Extracted data entries:
* * * *
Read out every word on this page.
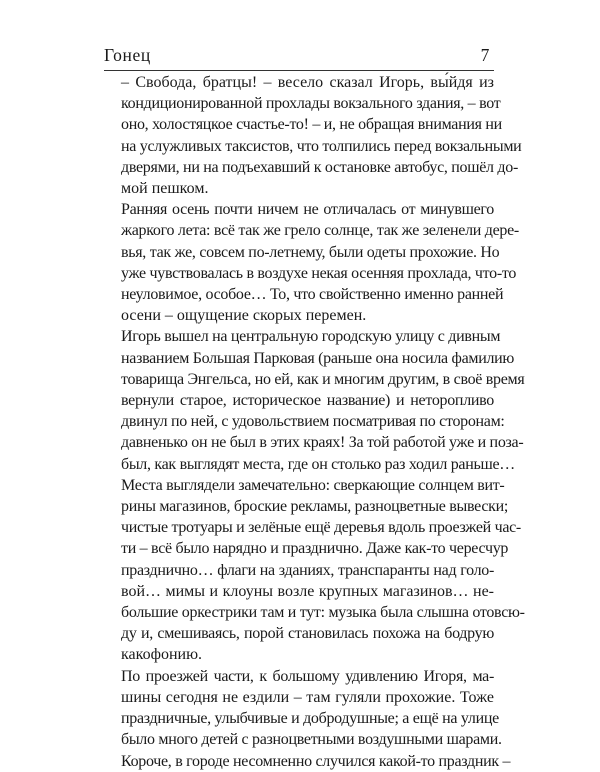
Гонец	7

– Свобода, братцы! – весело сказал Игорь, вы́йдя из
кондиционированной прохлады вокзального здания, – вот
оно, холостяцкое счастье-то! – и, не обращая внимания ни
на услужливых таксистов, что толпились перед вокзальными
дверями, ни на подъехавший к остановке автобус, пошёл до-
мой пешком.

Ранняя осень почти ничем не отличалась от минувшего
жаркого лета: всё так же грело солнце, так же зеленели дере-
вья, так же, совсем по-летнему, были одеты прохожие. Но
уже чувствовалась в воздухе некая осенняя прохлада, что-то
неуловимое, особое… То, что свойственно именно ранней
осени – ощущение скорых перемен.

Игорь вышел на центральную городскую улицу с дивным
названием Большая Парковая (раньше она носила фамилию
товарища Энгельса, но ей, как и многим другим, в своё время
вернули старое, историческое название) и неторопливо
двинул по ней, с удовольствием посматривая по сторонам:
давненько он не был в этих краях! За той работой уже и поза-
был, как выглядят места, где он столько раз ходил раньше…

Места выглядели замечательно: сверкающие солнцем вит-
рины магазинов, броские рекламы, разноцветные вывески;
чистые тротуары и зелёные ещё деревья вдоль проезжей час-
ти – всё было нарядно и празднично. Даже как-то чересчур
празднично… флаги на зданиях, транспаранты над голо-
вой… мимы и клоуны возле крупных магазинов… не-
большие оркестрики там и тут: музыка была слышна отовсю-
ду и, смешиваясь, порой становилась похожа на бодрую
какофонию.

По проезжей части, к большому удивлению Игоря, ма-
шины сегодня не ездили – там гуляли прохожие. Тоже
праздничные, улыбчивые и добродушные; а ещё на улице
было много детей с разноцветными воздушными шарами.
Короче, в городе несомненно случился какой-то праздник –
* * * *
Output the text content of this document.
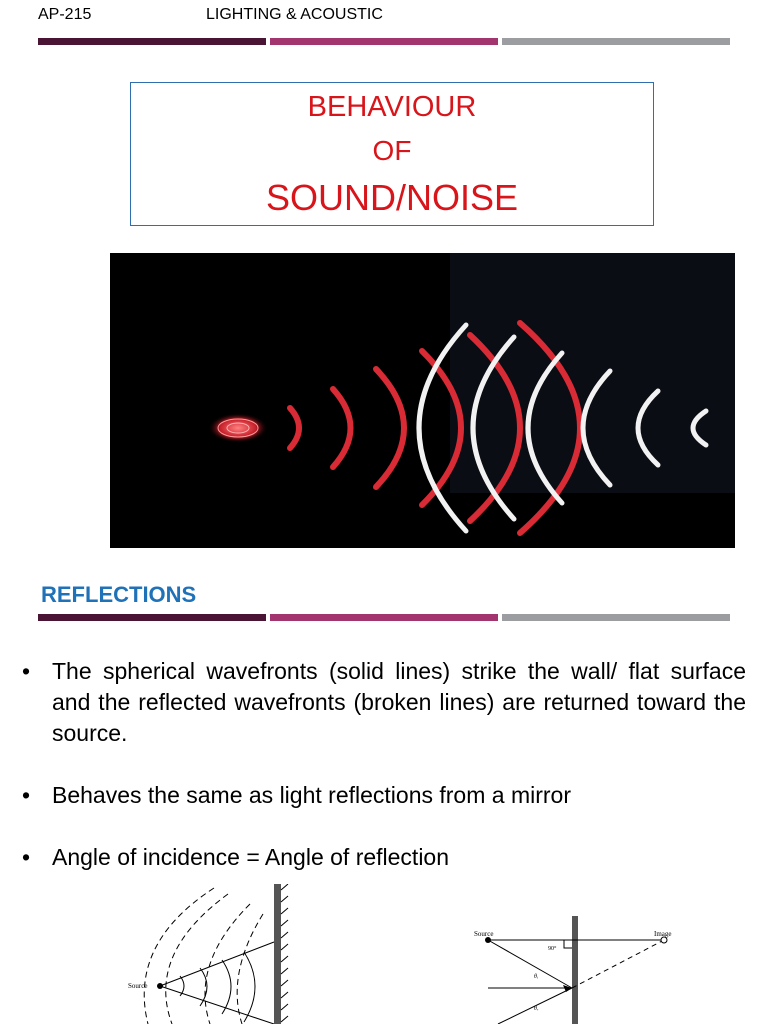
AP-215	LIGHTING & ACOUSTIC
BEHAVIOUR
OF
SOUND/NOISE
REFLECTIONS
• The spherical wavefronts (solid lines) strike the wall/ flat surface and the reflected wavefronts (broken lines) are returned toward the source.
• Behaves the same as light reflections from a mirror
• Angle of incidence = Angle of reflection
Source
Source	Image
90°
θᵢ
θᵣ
* * * *
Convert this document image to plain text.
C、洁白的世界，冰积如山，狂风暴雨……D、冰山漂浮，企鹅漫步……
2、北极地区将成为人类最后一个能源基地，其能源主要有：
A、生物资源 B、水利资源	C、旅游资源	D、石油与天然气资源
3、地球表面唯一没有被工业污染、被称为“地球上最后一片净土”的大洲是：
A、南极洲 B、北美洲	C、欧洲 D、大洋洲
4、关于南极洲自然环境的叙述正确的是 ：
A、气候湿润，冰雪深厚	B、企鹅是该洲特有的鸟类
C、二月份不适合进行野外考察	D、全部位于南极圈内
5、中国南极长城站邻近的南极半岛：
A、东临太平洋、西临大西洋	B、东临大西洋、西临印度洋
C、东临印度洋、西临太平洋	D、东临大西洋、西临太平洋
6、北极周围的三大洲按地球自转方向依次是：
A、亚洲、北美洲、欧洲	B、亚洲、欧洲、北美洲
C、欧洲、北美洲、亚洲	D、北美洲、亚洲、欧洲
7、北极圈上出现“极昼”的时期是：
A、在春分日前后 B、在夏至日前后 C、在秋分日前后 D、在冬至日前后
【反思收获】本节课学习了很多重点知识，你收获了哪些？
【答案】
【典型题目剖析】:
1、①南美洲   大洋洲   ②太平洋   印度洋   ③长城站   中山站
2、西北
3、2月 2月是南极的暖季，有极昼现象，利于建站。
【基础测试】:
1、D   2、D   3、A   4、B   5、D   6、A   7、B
* * * *
● **TASK OBJECTIVE**
Indicate how many lines of the material include the word "магазинов"; the number alone is required.

● **PROBLEM SOLUTION**
2